__AIM__:
Go through the entries one line at a time, and gather every line that has the word "number".

Dataset listings of figures:
Start
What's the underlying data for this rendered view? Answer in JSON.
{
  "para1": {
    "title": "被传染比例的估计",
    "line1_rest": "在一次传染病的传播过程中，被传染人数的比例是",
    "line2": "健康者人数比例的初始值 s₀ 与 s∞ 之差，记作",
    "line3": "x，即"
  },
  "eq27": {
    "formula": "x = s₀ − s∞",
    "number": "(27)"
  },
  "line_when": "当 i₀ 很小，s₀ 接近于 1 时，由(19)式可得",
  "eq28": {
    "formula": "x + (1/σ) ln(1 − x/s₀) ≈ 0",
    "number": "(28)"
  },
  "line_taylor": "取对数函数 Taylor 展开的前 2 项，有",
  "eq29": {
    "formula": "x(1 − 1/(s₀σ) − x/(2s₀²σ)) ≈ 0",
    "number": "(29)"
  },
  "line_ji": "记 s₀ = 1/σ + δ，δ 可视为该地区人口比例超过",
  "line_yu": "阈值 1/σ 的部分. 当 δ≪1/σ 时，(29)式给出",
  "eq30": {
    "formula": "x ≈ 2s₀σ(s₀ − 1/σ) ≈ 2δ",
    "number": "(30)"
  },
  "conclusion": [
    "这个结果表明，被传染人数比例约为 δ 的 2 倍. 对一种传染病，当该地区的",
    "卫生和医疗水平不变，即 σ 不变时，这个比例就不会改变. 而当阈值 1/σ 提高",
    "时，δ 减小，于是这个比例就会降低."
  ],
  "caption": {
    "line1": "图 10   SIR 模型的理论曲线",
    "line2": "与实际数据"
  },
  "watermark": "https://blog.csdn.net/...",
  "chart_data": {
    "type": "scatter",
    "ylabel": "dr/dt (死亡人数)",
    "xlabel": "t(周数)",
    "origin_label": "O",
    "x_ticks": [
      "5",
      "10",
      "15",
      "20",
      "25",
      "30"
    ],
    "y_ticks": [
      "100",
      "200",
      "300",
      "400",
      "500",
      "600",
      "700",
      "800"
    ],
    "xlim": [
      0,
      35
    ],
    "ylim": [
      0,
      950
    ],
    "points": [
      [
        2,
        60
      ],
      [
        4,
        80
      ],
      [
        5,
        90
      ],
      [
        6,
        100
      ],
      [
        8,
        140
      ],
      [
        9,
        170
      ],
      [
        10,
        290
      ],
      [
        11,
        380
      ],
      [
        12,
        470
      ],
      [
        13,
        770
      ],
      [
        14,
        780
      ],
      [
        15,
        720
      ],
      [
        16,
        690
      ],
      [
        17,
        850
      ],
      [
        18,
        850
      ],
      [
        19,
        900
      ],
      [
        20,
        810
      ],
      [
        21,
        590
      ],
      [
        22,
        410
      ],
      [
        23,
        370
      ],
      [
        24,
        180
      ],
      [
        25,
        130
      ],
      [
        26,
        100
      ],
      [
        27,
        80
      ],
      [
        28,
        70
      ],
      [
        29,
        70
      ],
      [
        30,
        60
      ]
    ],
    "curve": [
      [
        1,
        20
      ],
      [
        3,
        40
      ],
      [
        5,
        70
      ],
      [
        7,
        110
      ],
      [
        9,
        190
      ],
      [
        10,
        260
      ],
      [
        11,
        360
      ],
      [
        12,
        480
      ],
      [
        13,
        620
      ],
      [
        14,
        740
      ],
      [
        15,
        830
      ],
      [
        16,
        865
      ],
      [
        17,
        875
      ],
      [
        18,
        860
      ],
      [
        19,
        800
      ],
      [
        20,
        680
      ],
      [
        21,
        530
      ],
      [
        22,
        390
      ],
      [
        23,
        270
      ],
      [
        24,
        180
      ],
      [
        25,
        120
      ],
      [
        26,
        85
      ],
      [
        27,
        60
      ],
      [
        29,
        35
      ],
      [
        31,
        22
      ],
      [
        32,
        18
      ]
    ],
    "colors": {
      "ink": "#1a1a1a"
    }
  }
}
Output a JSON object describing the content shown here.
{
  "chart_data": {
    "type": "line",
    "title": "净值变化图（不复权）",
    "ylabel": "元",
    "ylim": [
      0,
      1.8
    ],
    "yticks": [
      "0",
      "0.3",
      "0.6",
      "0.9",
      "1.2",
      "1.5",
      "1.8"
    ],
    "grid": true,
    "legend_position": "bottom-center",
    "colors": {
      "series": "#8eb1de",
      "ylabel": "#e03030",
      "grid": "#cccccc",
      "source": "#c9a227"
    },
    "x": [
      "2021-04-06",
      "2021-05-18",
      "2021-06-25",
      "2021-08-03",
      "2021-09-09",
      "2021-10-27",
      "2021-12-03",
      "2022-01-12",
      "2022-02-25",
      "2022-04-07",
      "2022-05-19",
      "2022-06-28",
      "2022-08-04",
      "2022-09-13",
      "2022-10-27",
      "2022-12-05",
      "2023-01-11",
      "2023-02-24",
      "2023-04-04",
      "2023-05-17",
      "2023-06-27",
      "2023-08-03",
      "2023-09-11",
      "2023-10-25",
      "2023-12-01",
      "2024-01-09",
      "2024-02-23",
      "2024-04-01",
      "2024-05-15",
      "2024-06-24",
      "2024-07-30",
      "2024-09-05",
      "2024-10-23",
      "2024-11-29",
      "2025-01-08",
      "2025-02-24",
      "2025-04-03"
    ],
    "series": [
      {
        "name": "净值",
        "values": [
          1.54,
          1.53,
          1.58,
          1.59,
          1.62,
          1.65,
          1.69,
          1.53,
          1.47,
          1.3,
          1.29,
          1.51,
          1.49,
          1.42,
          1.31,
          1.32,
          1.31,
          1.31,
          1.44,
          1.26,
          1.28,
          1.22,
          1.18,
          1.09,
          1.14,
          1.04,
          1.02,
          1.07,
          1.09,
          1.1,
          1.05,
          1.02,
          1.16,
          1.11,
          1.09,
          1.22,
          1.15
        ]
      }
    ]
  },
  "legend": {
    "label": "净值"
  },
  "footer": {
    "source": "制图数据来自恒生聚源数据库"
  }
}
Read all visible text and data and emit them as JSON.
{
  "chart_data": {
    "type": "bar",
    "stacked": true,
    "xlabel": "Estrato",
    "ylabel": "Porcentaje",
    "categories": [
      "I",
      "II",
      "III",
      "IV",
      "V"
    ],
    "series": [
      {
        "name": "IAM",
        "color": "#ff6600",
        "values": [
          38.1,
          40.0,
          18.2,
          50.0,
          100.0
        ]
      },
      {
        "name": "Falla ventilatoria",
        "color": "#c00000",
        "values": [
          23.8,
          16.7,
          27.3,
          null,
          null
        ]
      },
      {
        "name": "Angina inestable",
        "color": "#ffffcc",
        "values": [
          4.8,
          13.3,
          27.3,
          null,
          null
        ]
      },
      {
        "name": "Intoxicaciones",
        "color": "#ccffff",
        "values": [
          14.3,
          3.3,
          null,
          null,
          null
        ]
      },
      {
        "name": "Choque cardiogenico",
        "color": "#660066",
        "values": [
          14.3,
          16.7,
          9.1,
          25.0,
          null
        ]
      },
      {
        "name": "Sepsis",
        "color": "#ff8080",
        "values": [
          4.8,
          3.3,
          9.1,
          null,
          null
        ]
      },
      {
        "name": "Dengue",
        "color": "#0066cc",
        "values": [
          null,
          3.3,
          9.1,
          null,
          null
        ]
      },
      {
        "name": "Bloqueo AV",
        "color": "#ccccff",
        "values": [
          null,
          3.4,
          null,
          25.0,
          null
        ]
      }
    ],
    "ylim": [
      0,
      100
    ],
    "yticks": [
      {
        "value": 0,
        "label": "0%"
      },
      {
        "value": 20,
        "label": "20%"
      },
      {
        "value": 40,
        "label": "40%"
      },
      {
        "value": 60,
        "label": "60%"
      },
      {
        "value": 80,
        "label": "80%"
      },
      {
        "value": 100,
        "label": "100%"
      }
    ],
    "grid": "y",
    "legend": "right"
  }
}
End
__OUTPUT BELOW__:
    "number": "(27)"
    "number": "(28)"
    "number": "(29)"
    "number": "(30)"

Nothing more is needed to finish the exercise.